## TASK INSTRUCTIONS
Which lines hold the word "VARIOS"? Copy each of them from the material.

(Stored entries)
+---+
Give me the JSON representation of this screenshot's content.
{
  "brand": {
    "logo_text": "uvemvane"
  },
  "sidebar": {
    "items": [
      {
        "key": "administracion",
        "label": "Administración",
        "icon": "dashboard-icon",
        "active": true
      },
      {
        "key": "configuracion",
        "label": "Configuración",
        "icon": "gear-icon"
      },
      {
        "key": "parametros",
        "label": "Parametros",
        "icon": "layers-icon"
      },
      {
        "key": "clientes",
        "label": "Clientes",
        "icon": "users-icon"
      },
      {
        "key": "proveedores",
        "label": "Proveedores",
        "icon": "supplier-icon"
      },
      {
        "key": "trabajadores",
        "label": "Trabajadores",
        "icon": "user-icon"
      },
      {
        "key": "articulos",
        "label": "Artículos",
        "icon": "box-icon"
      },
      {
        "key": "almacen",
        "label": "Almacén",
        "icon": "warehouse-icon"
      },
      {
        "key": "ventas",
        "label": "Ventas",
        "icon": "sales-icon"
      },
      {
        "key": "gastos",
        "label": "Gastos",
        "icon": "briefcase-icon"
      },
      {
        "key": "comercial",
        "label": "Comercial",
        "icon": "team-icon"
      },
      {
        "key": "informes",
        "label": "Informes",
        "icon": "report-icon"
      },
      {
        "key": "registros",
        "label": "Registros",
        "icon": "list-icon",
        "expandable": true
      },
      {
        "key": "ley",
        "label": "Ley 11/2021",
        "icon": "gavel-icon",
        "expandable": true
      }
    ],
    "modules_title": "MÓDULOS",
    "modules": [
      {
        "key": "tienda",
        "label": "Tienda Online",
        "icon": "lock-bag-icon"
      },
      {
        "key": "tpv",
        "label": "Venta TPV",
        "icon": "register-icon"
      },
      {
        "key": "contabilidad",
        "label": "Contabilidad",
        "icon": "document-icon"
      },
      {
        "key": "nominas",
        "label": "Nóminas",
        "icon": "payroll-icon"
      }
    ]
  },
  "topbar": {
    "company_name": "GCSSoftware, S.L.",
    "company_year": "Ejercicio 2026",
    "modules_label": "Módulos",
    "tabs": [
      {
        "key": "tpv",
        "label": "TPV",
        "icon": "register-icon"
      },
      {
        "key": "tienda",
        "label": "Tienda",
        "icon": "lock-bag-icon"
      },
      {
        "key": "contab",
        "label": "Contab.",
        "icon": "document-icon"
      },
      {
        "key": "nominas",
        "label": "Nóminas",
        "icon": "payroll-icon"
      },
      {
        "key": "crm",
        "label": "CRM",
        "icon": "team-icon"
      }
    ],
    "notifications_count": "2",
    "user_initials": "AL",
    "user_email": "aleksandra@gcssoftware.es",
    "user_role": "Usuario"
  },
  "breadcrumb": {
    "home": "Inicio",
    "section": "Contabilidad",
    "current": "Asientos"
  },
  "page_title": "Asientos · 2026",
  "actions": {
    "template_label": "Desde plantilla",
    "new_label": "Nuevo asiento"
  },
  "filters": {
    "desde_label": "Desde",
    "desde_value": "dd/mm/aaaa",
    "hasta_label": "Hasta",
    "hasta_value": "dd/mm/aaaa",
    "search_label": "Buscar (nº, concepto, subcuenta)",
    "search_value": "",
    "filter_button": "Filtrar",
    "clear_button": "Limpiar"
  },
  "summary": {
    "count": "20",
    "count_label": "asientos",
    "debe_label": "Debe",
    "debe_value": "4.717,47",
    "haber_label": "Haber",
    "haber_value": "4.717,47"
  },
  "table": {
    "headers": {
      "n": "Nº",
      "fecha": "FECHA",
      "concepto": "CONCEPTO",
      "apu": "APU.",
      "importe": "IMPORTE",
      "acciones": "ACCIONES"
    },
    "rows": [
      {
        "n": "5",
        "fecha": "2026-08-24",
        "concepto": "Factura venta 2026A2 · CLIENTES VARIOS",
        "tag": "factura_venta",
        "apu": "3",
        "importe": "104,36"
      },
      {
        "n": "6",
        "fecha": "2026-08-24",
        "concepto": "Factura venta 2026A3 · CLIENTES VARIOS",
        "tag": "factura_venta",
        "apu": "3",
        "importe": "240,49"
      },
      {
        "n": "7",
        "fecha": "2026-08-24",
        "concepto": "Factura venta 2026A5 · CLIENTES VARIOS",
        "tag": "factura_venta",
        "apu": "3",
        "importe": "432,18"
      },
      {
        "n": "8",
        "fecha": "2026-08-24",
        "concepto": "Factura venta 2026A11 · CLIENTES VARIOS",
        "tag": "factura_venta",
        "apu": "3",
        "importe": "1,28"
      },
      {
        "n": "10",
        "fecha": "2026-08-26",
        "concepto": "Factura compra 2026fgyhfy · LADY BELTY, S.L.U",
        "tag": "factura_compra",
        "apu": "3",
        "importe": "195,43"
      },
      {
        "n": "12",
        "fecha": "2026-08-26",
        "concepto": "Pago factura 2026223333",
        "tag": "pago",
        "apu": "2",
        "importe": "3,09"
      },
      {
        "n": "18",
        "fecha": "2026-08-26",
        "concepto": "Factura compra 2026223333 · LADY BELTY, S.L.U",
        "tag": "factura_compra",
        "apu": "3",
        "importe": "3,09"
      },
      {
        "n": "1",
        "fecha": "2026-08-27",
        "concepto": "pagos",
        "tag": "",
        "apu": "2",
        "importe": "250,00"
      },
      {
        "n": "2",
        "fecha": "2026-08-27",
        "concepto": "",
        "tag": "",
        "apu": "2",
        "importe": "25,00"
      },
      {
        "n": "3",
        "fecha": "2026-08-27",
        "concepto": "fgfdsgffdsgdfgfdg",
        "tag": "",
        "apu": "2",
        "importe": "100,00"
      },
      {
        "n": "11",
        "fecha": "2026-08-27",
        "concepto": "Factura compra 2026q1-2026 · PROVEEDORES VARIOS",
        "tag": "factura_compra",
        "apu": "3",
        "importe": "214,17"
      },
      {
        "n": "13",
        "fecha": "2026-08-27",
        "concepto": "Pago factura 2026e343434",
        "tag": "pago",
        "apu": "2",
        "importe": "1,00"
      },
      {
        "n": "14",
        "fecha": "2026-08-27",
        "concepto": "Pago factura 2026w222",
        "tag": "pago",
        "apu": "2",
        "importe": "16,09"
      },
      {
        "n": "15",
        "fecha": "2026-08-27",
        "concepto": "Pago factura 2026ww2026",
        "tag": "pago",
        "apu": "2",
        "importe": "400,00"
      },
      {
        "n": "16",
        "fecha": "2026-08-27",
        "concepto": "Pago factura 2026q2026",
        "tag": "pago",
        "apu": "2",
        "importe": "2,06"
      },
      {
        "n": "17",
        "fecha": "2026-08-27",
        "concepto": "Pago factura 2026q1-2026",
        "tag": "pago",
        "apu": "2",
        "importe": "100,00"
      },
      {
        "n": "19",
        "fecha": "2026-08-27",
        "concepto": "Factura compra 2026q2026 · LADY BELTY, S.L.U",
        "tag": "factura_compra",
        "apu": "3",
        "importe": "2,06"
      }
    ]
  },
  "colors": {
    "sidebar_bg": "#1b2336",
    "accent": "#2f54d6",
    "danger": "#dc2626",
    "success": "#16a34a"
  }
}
+---+
## SOLUTION TO THE EXERCISE
        "concepto": "Factura venta 2026A2 · CLIENTES VARIOS",
        "concepto": "Factura venta 2026A3 · CLIENTES VARIOS",
        "concepto": "Factura venta 2026A5 · CLIENTES VARIOS",
        "concepto": "Factura venta 2026A11 · CLIENTES VARIOS",
        "concepto": "Factura compra 2026q1-2026 · PROVEEDORES VARIOS",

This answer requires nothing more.